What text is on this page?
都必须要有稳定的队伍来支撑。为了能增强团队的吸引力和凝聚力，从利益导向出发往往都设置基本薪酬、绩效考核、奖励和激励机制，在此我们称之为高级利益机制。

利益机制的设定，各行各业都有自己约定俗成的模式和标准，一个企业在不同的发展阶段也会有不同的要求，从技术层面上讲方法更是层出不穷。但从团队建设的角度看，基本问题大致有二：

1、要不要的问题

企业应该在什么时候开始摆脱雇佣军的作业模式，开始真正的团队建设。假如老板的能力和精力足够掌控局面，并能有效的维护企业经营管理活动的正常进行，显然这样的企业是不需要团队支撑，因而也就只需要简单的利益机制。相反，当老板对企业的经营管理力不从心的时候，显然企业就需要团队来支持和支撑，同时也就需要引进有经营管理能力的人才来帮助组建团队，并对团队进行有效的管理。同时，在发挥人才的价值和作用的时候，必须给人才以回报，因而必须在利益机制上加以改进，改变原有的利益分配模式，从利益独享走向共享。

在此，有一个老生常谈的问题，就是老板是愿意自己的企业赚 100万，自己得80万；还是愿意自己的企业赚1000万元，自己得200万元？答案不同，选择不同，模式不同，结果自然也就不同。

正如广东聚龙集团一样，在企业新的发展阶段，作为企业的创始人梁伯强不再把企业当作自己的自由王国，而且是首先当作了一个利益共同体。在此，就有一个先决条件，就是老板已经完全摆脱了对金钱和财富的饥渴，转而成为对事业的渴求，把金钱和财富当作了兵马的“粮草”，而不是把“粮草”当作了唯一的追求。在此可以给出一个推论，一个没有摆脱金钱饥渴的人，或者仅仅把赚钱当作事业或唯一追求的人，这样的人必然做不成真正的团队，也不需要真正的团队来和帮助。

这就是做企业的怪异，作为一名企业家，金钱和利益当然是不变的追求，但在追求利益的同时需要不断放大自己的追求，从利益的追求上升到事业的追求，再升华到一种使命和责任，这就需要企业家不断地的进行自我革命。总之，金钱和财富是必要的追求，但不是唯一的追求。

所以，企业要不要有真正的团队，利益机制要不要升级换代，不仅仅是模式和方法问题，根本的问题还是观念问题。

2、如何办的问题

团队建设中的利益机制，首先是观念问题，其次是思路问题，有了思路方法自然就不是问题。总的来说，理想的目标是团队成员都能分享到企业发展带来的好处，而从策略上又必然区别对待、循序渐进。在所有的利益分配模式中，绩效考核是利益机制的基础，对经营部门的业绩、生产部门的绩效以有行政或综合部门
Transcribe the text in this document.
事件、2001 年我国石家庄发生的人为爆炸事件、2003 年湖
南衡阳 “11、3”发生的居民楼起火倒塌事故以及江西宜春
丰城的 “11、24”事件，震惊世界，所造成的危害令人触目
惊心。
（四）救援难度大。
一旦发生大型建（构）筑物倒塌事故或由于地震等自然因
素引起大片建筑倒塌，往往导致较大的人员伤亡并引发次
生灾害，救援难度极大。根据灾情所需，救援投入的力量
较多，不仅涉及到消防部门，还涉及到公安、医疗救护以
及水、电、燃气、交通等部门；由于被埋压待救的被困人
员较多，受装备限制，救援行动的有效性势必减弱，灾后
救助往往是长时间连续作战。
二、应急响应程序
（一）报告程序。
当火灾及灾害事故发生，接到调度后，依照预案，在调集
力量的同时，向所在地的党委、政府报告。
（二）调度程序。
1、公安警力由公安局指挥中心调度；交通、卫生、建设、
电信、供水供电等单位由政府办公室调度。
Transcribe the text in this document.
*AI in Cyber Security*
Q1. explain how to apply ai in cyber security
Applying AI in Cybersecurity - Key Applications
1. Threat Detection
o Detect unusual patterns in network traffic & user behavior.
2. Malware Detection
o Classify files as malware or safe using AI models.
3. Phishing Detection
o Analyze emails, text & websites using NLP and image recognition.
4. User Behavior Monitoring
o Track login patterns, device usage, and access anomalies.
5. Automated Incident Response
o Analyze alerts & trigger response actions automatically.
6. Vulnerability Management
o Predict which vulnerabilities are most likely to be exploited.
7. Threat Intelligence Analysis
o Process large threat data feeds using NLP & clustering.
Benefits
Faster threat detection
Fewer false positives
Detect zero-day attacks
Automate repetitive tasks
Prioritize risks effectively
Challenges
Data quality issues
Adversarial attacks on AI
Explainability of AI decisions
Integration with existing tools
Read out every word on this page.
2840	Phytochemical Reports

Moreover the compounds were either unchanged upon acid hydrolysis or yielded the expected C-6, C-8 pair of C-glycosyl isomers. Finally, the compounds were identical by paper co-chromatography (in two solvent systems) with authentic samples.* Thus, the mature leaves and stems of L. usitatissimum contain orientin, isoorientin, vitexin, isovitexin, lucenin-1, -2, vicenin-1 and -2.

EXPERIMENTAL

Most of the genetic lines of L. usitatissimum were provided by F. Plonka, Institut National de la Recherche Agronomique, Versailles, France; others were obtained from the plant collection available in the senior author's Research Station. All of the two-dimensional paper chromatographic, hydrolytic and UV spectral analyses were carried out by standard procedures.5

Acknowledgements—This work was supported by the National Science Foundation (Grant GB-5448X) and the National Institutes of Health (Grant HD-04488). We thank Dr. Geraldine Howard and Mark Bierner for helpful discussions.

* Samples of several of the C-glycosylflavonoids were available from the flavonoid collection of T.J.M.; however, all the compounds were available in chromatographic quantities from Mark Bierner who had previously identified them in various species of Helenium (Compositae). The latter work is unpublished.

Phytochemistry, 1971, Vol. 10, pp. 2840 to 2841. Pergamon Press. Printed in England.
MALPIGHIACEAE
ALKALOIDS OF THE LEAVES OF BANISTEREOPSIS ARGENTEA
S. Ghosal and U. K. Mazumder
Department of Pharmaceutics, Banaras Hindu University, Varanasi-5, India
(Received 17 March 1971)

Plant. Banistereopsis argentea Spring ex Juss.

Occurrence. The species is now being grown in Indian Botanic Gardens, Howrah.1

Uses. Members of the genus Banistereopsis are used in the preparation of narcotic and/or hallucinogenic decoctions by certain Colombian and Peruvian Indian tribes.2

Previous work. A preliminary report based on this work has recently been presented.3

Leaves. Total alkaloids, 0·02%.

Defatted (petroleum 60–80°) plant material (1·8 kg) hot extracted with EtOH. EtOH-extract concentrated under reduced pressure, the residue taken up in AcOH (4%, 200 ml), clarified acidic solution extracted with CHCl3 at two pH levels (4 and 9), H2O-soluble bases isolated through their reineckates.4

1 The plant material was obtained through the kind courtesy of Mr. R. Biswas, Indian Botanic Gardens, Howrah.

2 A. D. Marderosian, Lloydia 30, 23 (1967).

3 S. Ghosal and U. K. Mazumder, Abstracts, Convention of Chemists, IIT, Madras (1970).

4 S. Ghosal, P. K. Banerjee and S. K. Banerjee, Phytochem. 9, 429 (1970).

WHAT YOU HAVE TO DO:
Working from the listing above, pick out every line that has "Ghosal" and copy it.

RESULT:
S. Ghosal and U. K. Mazumder
3 S. Ghosal and U. K. Mazumder, Abstracts, Convention of Chemists, IIT, Madras (1970).
4 S. Ghosal, P. K. Banerjee and S. K. Banerjee, Phytochem. 9, 429 (1970).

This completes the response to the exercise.